-- WHAT YOU HAVE TO DO --
Quote all of the entries word for word.

-- RECORDS TO PROCESS --
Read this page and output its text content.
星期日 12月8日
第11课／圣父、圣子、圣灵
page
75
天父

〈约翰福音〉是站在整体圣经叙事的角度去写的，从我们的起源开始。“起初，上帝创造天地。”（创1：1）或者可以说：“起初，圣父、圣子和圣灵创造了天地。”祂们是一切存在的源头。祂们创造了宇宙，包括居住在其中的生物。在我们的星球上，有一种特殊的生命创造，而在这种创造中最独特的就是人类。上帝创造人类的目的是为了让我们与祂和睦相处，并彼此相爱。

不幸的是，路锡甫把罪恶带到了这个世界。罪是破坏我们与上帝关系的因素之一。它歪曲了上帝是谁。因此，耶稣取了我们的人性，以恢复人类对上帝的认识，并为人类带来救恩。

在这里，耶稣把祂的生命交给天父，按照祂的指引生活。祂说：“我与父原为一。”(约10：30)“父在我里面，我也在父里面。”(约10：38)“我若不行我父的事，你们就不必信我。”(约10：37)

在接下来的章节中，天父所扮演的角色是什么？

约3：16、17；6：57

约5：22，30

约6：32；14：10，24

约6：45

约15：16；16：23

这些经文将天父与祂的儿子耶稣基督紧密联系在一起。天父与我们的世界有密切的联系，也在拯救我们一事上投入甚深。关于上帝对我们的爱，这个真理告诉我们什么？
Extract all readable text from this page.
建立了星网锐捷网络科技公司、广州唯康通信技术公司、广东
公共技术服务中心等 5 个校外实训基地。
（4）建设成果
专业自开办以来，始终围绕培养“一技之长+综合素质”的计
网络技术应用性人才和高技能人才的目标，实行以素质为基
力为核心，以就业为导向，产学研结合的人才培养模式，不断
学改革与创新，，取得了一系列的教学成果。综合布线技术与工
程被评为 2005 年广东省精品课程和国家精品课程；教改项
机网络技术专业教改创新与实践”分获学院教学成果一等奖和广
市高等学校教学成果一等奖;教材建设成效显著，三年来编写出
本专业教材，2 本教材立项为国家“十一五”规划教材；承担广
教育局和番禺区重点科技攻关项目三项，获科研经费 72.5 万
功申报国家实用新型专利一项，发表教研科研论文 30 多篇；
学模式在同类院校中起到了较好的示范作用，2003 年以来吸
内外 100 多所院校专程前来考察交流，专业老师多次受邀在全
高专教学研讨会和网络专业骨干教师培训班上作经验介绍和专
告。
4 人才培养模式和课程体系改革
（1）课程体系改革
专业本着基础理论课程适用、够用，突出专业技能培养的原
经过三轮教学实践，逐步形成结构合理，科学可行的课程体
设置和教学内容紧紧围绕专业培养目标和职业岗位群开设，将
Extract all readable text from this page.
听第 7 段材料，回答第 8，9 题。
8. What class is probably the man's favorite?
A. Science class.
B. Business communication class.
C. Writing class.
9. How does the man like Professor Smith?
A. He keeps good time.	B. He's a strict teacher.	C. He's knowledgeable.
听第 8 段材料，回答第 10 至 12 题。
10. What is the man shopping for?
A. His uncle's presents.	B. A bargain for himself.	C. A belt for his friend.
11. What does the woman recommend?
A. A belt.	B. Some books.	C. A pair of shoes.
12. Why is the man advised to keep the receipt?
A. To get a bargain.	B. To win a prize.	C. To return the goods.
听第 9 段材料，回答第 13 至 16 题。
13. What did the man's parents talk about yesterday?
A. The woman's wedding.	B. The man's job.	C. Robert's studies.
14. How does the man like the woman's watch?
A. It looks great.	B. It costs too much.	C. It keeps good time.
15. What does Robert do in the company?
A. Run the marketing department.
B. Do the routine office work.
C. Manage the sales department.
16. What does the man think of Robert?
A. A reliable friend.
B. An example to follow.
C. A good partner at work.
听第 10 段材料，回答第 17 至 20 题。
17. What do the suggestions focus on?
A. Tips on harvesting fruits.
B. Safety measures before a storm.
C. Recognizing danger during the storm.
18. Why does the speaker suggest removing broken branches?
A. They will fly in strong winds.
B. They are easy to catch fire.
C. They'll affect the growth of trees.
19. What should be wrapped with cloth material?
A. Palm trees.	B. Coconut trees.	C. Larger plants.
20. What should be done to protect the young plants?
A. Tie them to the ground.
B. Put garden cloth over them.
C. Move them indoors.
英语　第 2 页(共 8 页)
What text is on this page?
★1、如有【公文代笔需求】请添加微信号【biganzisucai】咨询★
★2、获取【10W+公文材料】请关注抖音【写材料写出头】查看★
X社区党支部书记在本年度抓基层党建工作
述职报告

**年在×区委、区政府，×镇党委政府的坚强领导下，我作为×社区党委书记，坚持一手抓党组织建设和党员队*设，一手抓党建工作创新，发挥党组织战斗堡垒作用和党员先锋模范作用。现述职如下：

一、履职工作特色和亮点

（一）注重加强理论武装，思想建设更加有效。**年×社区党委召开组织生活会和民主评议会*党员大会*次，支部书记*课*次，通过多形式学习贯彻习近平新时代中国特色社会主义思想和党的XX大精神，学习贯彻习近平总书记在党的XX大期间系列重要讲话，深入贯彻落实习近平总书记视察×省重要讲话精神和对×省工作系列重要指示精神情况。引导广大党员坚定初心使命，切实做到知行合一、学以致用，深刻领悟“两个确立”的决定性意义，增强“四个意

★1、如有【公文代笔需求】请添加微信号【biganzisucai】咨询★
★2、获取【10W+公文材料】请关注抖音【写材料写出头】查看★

-- REPLY --
Read this page and output its text content.
星期日 12月8日
第11课／圣父、圣子、圣灵
page
75
天父

〈约翰福音〉是站在整体圣经叙事的角度去写的，从我们的起源开始。“起初，上帝创造天地。”（创1：1）或者可以说：“起初，圣父、圣子和圣灵创造了天地。”祂们是一切存在的源头。祂们创造了宇宙，包括居住在其中的生物。在我们的星球上，有一种特殊的生命创造，而在这种创造中最独特的就是人类。上帝创造人类的目的是为了让我们与祂和睦相处，并彼此相爱。

不幸的是，路锡甫把罪恶带到了这个世界。罪是破坏我们与上帝关系的因素之一。它歪曲了上帝是谁。因此，耶稣取了我们的人性，以恢复人类对上帝的认识，并为人类带来救恩。

在这里，耶稣把祂的生命交给天父，按照祂的指引生活。祂说：“我与父原为一。”(约10：30)“父在我里面，我也在父里面。”(约10：38)“我若不行我父的事，你们就不必信我。”(约10：37)

在接下来的章节中，天父所扮演的角色是什么？

约3：16、17；6：57

约5：22，30

约6：32；14：10，24

约6：45

约15：16；16：23

这些经文将天父与祂的儿子耶稣基督紧密联系在一起。天父与我们的世界有密切的联系，也在拯救我们一事上投入甚深。关于上帝对我们的爱，这个真理告诉我们什么？
Extract all readable text from this page.
建立了星网锐捷网络科技公司、广州唯康通信技术公司、广东
公共技术服务中心等 5 个校外实训基地。
（4）建设成果
专业自开办以来，始终围绕培养“一技之长+综合素质”的计
网络技术应用性人才和高技能人才的目标，实行以素质为基
力为核心，以就业为导向，产学研结合的人才培养模式，不断
学改革与创新，，取得了一系列的教学成果。综合布线技术与工
程被评为 2005 年广东省精品课程和国家精品课程；教改项
机网络技术专业教改创新与实践”分获学院教学成果一等奖和广
市高等学校教学成果一等奖;教材建设成效显著，三年来编写出
本专业教材，2 本教材立项为国家“十一五”规划教材；承担广
教育局和番禺区重点科技攻关项目三项，获科研经费 72.5 万
功申报国家实用新型专利一项，发表教研科研论文 30 多篇；
学模式在同类院校中起到了较好的示范作用，2003 年以来吸
内外 100 多所院校专程前来考察交流，专业老师多次受邀在全
高专教学研讨会和网络专业骨干教师培训班上作经验介绍和专
告。
4 人才培养模式和课程体系改革
（1）课程体系改革
专业本着基础理论课程适用、够用，突出专业技能培养的原
经过三轮教学实践，逐步形成结构合理，科学可行的课程体
设置和教学内容紧紧围绕专业培养目标和职业岗位群开设，将
Extract all readable text from this page.
听第 7 段材料，回答第 8，9 题。
8. What class is probably the man's favorite?
A. Science class.
B. Business communication class.
C. Writing class.
9. How does the man like Professor Smith?
A. He keeps good time.	B. He's a strict teacher.	C. He's knowledgeable.
听第 8 段材料，回答第 10 至 12 题。
10. What is the man shopping for?
A. His uncle's presents.	B. A bargain for himself.	C. A belt for his friend.
11. What does the woman recommend?
A. A belt.	B. Some books.	C. A pair of shoes.
12. Why is the man advised to keep the receipt?
A. To get a bargain.	B. To win a prize.	C. To return the goods.
听第 9 段材料，回答第 13 至 16 题。
13. What did the man's parents talk about yesterday?
A. The woman's wedding.	B. The man's job.	C. Robert's studies.
14. How does the man like the woman's watch?
A. It looks great.	B. It costs too much.	C. It keeps good time.
15. What does Robert do in the company?
A. Run the marketing department.
B. Do the routine office work.
C. Manage the sales department.
16. What does the man think of Robert?
A. A reliable friend.
B. An example to follow.
C. A good partner at work.
听第 10 段材料，回答第 17 至 20 题。
17. What do the suggestions focus on?
A. Tips on harvesting fruits.
B. Safety measures before a storm.
C. Recognizing danger during the storm.
18. Why does the speaker suggest removing broken branches?
A. They will fly in strong winds.
B. They are easy to catch fire.
C. They'll affect the growth of trees.
19. What should be wrapped with cloth material?
A. Palm trees.	B. Coconut trees.	C. Larger plants.
20. What should be done to protect the young plants?
A. Tie them to the ground.
B. Put garden cloth over them.
C. Move them indoors.
英语　第 2 页(共 8 页)
What text is on this page?
★1、如有【公文代笔需求】请添加微信号【biganzisucai】咨询★
★2、获取【10W+公文材料】请关注抖音【写材料写出头】查看★
X社区党支部书记在本年度抓基层党建工作
述职报告

**年在×区委、区政府，×镇党委政府的坚强领导下，我作为×社区党委书记，坚持一手抓党组织建设和党员队*设，一手抓党建工作创新，发挥党组织战斗堡垒作用和党员先锋模范作用。现述职如下：

一、履职工作特色和亮点

（一）注重加强理论武装，思想建设更加有效。**年×社区党委召开组织生活会和民主评议会*党员大会*次，支部书记*课*次，通过多形式学习贯彻习近平新时代中国特色社会主义思想和党的XX大精神，学习贯彻习近平总书记在党的XX大期间系列重要讲话，深入贯彻落实习近平总书记视察×省重要讲话精神和对×省工作系列重要指示精神情况。引导广大党员坚定初心使命，切实做到知行合一、学以致用，深刻领悟“两个确立”的决定性意义，增强“四个意

★1、如有【公文代笔需求】请添加微信号【biganzisucai】咨询★
★2、获取【10W+公文材料】请关注抖音【写材料写出头】查看★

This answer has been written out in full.